Region annotation listing
☆ ☆ ☆ ☆ ☆

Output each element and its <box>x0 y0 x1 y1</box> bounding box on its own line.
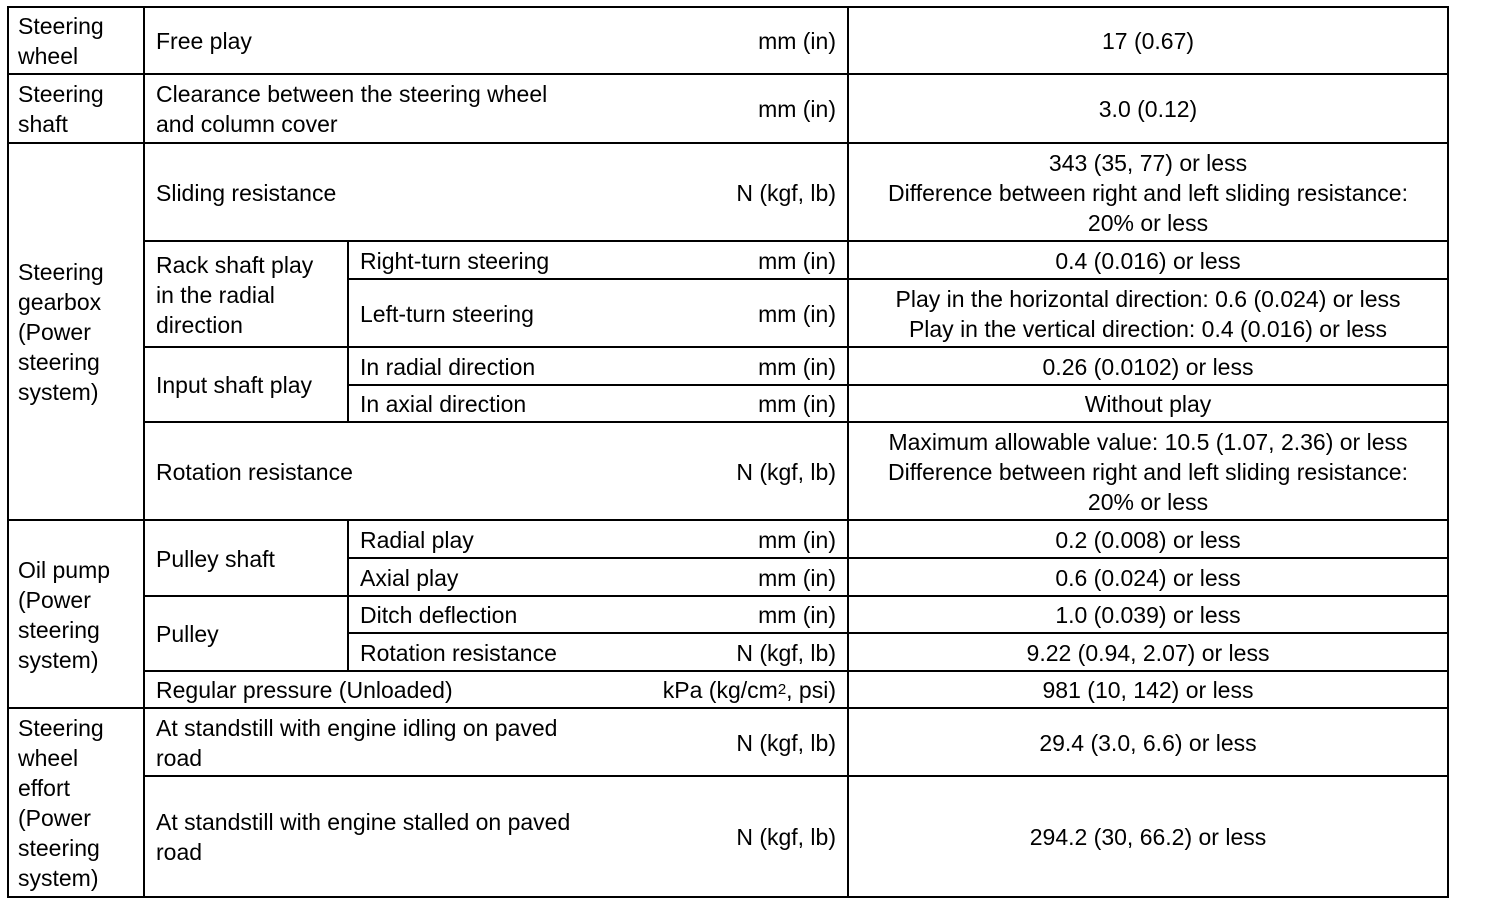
unit-label: mm (in) <box>758 526 836 553</box>
item-in-axial-direction: In axial direction <box>360 391 527 417</box>
value-right-turn-steering: 0.4 (0.016) or less <box>1055 247 1241 274</box>
value-left-turn-steering: Play in the horizontal direction: 0.6 (0.024) or less Play in the vertical direction: 0.4 (0.016) or less <box>895 285 1401 342</box>
item-radial-play: Radial play <box>360 526 474 553</box>
section-steering-gearbox: Steering gearbox (Power steering system) <box>18 259 104 405</box>
unit-label: mm (in) <box>758 564 836 591</box>
value-in-radial-direction: 0.26 (0.0102) or less <box>1042 353 1254 380</box>
unit-label: mm (in) <box>758 247 836 274</box>
item-ditch-deflection: Ditch deflection <box>360 602 518 628</box>
item-regular-pressure: Regular pressure (Unloaded) <box>156 677 453 703</box>
unit-label: N (kgf, lb) <box>736 179 836 206</box>
value-free-play: 17 (0.67) <box>1101 28 1195 54</box>
item-clearance: Clearance between the steering wheel and column cover <box>156 81 548 137</box>
value-regular-pressure: 981 (10, 142) or less <box>1042 677 1254 703</box>
value-clearance: 3.0 (0.12) <box>1098 96 1198 122</box>
group-pulley-shaft: Pulley shaft <box>156 545 275 572</box>
item-free-play: Free play <box>156 28 252 54</box>
section-steering-wheel-effort: Steering wheel effort (Power steering system) <box>18 715 104 891</box>
item-right-turn-steering: Right-turn steering <box>360 247 550 274</box>
value-ditch-deflection: 1.0 (0.039) or less <box>1055 602 1241 628</box>
item-left-turn-steering: Left-turn steering <box>360 300 534 327</box>
item-engine-idling: At standstill with engine idling on paved road <box>156 714 558 771</box>
item-rotation-resistance: Rotation resistance <box>156 458 353 485</box>
unit-kpa-suffix: , psi) <box>786 677 836 703</box>
group-rack-shaft-play: Rack shaft play in the radial direction <box>156 251 314 338</box>
unit-label: mm (in) <box>758 391 836 417</box>
value-engine-stalled: 294.2 (30, 66.2) or less <box>1029 824 1267 850</box>
unit-label: mm (in) <box>758 96 836 122</box>
item-in-radial-direction: In radial direction <box>360 353 536 380</box>
unit-label: N (kgf, lb) <box>736 824 836 850</box>
item-pulley-rotation-resistance: Rotation resistance <box>360 639 557 666</box>
value-radial-play: 0.2 (0.008) or less <box>1055 526 1241 553</box>
unit-label: N (kgf, lb) <box>736 729 836 756</box>
group-pulley: Pulley <box>156 621 219 647</box>
unit-label: N (kgf, lb) <box>736 639 836 666</box>
item-axial-play: Axial play <box>360 564 459 591</box>
value-engine-idling: 29.4 (3.0, 6.6) or less <box>1039 729 1257 756</box>
value-sliding-resistance: 343 (35, 77) or less Difference between right and left sliding resistance: 20% or less <box>888 149 1408 236</box>
value-in-axial-direction: Without play <box>1084 391 1212 417</box>
value-rotation-resistance: Maximum allowable value: 10.5 (1.07, 2.36) or less Difference between right and left sliding resistance: 20% or less <box>888 428 1408 515</box>
unit-label: mm (in) <box>758 28 836 54</box>
table-border-right <box>1447 6 1449 898</box>
value-pulley-rotation-resistance: 9.22 (0.94, 2.07) or less <box>1026 639 1270 666</box>
group-input-shaft-play: Input shaft play <box>156 372 312 398</box>
unit-label: mm (in) <box>758 353 836 380</box>
unit-label-kpa: kPa (kg/cm 2 , psi) <box>662 677 836 703</box>
section-steering-wheel: Steering wheel <box>18 12 104 69</box>
section-oil-pump: Oil pump (Power steering system) <box>18 556 111 673</box>
unit-label: mm (in) <box>758 300 836 327</box>
unit-label: mm (in) <box>758 602 836 628</box>
section-steering-shaft: Steering shaft <box>18 81 104 137</box>
unit-kpa-prefix: kPa (kg/cm <box>662 677 778 703</box>
unit-label: N (kgf, lb) <box>736 458 836 485</box>
item-engine-stalled: At standstill with engine stalled on paved road <box>156 809 571 865</box>
value-axial-play: 0.6 (0.024) or less <box>1055 564 1241 591</box>
item-sliding-resistance: Sliding resistance <box>156 179 337 206</box>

☆ ☆ ☆ ☆ ☆

## WORK TO COMPLETE:
Format the stretch of the listing from the line containing "unit-label: mm (in) <box>758 526" through the line containing "section-steering-gearbox: Steering gearbox" as a Markdown table. Use the columns Row and Entry, put each line's number in Row, and skip any blank lines.

## SOLUTION FOR THIS EXERCISE:
| Row | Entry |
|---|---|
| 1 | unit-label: mm (in) <box>758 526 836 553</box> |
| 2 | item-in-axial-direction: In axial direction <box>360 391 527 417</box> |
| 3 | value-right-turn-steering: 0.4 (0.016) or less <box>1055 247 1241 274</box> |
| 4 | value-left-turn-steering: Play in the horizontal direction: 0.6 (0.024) or less Play in the vertical direction: 0.4 (0.016) or less <box>895 285 1401 342</box> |
| 5 | item-radial-play: Radial play <box>360 526 474 553</box> |
| 6 | section-steering-gearbox: Steering gearbox (Power steering system) <box>18 259 104 405</box> |